(Figure contents as structured data)
** begin **

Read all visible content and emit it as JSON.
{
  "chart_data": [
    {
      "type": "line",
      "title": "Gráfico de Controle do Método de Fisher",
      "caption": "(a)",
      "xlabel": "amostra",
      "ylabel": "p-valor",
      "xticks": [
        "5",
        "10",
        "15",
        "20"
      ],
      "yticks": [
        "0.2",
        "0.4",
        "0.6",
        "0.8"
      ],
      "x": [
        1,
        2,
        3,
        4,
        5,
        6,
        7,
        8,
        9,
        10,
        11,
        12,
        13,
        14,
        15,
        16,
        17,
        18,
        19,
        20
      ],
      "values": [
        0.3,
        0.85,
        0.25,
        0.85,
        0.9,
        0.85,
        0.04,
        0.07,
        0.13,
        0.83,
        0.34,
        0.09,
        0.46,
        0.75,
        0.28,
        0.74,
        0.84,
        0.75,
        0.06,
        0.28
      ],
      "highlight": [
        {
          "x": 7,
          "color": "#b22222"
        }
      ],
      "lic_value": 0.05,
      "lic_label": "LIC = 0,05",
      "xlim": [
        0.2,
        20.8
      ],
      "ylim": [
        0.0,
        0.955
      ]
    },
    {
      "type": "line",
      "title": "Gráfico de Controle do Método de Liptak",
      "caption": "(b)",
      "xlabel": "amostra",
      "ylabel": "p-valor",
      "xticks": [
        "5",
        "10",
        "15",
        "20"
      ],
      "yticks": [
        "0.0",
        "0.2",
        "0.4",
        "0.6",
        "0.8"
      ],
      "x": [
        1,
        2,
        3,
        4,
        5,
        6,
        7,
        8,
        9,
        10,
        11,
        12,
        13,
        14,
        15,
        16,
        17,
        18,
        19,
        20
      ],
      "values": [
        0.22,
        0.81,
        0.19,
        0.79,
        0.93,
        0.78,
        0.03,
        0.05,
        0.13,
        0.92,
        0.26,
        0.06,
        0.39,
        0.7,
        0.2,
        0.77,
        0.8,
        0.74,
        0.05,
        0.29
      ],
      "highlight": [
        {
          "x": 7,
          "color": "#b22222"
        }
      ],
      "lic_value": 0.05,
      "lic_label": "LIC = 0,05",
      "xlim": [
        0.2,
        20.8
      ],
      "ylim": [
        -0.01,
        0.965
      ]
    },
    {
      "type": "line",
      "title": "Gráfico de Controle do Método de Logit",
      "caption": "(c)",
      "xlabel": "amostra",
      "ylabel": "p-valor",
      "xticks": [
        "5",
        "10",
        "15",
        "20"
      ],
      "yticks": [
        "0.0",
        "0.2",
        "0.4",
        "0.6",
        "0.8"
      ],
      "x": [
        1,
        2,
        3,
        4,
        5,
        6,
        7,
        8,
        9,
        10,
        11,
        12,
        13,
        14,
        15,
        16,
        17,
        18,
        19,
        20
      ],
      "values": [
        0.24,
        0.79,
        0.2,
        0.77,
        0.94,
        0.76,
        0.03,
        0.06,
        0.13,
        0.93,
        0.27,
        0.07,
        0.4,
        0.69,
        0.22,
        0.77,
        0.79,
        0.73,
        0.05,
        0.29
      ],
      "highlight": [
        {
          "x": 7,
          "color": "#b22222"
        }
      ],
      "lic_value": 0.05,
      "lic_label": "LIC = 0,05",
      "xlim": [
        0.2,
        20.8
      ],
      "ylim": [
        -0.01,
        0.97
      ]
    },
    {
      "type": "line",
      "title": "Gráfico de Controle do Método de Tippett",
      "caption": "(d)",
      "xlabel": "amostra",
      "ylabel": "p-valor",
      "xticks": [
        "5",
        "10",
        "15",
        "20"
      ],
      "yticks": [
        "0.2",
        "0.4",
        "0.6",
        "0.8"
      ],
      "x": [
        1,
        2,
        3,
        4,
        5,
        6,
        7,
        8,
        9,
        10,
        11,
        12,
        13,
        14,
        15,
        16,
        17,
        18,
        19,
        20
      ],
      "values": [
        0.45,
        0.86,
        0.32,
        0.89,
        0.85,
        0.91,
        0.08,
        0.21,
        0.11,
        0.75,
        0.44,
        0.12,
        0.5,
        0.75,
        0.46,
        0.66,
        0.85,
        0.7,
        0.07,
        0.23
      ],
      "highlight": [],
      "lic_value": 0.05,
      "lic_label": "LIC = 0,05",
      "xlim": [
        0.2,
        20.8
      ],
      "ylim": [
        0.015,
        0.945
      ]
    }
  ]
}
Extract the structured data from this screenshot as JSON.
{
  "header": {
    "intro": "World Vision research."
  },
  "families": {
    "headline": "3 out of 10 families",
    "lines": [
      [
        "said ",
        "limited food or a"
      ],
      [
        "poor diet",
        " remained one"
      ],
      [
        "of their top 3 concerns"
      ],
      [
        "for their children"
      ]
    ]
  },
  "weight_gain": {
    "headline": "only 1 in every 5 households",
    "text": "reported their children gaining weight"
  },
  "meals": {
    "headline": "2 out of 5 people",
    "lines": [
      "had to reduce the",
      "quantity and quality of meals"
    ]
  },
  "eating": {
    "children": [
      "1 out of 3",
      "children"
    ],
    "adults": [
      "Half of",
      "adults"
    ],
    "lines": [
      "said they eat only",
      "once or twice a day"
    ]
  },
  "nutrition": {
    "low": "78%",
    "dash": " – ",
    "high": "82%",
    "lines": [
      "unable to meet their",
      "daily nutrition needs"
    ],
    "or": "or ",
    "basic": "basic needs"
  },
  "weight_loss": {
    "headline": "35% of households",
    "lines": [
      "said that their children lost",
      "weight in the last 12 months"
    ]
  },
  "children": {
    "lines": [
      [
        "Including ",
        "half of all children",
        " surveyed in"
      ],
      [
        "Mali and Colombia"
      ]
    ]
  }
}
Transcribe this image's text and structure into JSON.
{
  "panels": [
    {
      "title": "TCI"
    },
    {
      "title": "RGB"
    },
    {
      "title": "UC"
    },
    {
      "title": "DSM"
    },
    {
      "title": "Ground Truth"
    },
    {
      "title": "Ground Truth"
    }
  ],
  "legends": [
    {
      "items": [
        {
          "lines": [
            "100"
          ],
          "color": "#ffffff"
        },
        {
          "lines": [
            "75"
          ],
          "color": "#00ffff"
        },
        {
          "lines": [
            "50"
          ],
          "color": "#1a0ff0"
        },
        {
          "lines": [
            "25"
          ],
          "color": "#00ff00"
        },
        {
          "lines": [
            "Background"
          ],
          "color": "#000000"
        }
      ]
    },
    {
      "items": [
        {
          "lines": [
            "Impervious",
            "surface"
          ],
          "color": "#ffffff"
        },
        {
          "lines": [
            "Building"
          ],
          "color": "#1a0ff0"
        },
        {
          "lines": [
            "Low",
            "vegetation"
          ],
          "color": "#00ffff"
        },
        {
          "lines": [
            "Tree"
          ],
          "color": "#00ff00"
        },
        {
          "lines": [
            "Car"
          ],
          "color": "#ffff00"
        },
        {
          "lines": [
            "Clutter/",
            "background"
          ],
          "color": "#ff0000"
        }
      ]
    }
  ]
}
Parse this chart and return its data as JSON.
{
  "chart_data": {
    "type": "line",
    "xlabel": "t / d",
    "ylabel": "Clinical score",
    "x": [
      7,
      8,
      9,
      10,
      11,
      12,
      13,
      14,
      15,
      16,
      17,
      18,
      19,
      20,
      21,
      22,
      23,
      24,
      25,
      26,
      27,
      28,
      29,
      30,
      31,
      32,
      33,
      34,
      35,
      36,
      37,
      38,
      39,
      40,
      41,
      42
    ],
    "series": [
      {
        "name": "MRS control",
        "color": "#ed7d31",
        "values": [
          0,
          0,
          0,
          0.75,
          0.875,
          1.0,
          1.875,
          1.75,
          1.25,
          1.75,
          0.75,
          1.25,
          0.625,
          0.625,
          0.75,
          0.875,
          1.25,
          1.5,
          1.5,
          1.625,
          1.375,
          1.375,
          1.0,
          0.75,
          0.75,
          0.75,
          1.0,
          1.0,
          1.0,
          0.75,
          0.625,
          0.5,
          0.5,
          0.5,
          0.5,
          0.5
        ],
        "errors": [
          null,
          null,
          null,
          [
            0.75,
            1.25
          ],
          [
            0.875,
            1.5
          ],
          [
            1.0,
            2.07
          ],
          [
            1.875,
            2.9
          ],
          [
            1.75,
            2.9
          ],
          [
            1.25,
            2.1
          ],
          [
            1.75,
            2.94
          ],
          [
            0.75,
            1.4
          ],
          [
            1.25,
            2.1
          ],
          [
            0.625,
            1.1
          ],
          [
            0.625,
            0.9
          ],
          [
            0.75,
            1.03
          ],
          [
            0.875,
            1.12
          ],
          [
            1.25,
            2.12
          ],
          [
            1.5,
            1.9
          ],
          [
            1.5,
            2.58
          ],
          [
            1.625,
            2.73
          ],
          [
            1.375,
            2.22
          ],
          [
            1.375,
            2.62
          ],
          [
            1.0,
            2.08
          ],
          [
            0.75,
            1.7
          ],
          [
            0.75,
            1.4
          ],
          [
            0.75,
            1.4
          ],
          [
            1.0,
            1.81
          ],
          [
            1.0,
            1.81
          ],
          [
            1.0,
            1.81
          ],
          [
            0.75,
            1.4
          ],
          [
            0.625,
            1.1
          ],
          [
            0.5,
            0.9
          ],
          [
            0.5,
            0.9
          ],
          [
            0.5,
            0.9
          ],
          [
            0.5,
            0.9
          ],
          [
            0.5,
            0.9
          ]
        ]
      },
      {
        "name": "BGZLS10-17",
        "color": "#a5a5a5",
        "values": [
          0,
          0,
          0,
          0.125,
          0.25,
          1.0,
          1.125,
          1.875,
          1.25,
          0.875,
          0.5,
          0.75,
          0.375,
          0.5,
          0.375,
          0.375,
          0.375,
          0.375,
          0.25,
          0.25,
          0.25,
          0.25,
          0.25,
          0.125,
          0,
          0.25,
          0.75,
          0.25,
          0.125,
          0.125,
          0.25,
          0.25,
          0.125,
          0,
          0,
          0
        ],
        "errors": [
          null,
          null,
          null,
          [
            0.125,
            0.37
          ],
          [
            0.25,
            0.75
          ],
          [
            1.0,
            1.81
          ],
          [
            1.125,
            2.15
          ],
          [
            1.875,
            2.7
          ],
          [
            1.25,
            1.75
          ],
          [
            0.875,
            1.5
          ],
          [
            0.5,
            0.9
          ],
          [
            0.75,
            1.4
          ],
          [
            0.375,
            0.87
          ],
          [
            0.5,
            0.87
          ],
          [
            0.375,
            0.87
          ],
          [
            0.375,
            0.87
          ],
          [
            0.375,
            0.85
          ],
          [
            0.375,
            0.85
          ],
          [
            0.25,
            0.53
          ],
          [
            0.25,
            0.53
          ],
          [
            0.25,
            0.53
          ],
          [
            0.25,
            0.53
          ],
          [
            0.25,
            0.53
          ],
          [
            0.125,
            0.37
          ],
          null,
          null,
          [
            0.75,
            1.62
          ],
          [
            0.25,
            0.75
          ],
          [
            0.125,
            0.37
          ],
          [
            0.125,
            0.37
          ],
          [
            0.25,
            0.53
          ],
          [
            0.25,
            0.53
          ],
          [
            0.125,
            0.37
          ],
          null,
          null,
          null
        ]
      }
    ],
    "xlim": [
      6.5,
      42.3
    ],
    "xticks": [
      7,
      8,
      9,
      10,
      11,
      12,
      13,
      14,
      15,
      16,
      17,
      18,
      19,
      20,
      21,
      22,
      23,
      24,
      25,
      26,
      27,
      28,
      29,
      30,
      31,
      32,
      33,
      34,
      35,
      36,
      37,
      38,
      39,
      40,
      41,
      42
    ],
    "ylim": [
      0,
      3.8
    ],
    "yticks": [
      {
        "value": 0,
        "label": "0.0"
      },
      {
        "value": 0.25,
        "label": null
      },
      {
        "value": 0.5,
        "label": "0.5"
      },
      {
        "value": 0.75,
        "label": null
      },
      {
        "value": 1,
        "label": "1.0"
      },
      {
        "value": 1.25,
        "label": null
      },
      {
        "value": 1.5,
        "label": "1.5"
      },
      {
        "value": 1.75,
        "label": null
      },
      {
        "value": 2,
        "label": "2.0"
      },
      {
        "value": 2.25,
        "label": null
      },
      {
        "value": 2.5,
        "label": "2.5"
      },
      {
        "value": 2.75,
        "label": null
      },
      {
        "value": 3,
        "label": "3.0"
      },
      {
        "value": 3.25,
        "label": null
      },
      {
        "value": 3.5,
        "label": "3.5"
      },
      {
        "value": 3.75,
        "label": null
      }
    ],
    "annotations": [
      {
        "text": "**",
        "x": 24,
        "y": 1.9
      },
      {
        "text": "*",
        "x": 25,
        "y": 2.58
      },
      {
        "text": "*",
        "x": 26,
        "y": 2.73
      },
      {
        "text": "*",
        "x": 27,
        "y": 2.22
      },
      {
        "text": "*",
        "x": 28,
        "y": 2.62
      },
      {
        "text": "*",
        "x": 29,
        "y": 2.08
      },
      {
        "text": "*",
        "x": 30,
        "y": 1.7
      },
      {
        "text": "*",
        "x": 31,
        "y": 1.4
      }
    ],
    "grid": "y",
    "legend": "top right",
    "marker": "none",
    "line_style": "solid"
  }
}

** end **

**What you are asked to do**: Write down only the number of lines that contain the string "caption" in the listing.

**Response to this exercise**: 4